_DATA SECTION_
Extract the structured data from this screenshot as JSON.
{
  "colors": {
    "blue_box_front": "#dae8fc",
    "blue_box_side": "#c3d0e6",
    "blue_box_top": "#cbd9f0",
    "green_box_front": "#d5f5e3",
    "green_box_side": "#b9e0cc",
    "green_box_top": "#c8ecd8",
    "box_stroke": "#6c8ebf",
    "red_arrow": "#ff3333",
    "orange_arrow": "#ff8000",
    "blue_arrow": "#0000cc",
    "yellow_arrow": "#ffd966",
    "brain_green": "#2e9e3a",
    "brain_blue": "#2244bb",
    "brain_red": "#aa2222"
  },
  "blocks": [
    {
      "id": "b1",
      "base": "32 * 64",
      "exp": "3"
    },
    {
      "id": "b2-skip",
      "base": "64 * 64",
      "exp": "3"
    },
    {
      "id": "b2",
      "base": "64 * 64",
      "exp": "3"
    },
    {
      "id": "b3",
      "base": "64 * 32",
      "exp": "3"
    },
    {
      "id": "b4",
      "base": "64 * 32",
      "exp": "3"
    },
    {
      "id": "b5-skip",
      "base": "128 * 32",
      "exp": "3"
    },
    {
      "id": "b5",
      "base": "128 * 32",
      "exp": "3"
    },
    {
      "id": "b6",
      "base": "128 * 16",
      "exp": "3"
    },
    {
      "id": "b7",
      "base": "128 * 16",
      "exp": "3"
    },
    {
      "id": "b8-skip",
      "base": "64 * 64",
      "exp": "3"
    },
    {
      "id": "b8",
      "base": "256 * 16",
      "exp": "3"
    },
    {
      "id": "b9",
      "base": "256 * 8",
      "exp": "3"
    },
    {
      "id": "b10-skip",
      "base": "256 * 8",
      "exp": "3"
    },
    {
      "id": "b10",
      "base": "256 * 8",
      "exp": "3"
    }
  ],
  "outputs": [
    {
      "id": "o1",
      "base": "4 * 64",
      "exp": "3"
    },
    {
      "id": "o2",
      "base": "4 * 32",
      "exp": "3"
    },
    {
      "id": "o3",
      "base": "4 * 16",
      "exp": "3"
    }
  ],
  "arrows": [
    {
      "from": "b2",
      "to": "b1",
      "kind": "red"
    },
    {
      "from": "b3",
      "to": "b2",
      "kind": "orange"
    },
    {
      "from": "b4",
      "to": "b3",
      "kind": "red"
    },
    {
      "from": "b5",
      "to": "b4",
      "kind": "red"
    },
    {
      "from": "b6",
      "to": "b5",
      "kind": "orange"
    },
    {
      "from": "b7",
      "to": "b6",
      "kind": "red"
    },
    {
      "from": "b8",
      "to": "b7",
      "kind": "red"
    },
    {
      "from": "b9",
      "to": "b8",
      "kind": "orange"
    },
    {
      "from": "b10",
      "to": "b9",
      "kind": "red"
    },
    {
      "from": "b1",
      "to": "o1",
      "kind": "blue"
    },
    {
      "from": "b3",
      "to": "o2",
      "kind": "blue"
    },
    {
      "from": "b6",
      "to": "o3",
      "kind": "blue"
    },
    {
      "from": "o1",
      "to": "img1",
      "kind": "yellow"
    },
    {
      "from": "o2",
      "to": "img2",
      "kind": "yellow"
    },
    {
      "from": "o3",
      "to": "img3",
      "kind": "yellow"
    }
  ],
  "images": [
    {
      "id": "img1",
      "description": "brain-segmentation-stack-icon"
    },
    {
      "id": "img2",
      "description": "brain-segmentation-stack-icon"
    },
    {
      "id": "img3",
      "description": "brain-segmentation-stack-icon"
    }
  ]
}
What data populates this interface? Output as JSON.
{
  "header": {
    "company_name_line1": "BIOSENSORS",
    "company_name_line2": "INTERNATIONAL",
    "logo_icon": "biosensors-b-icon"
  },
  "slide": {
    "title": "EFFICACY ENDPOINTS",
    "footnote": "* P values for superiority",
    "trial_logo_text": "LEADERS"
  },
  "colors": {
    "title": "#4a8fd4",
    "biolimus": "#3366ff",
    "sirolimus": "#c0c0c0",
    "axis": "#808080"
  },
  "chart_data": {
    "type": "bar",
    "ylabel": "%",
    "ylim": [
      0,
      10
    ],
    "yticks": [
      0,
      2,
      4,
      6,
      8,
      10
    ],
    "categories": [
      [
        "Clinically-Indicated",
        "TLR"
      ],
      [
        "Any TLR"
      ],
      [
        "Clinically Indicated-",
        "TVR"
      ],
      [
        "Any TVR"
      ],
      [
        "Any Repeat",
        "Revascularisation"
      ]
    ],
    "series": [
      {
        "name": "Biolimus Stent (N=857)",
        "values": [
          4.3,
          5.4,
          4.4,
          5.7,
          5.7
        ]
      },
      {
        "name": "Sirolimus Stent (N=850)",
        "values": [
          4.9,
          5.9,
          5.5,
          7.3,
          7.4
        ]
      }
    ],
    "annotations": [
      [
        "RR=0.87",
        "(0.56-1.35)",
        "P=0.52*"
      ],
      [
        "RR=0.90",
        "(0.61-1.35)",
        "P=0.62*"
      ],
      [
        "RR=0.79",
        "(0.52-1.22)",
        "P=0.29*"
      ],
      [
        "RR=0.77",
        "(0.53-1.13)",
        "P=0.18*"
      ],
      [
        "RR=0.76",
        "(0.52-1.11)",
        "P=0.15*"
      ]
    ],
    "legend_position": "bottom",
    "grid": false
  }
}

_TASK TO CARRY OUT_
Show all lines in the entries above where the string "title" appears.

_SOLUTION BELOW_
    "title": "EFFICACY ENDPOINTS",
    "title": "#4a8fd4",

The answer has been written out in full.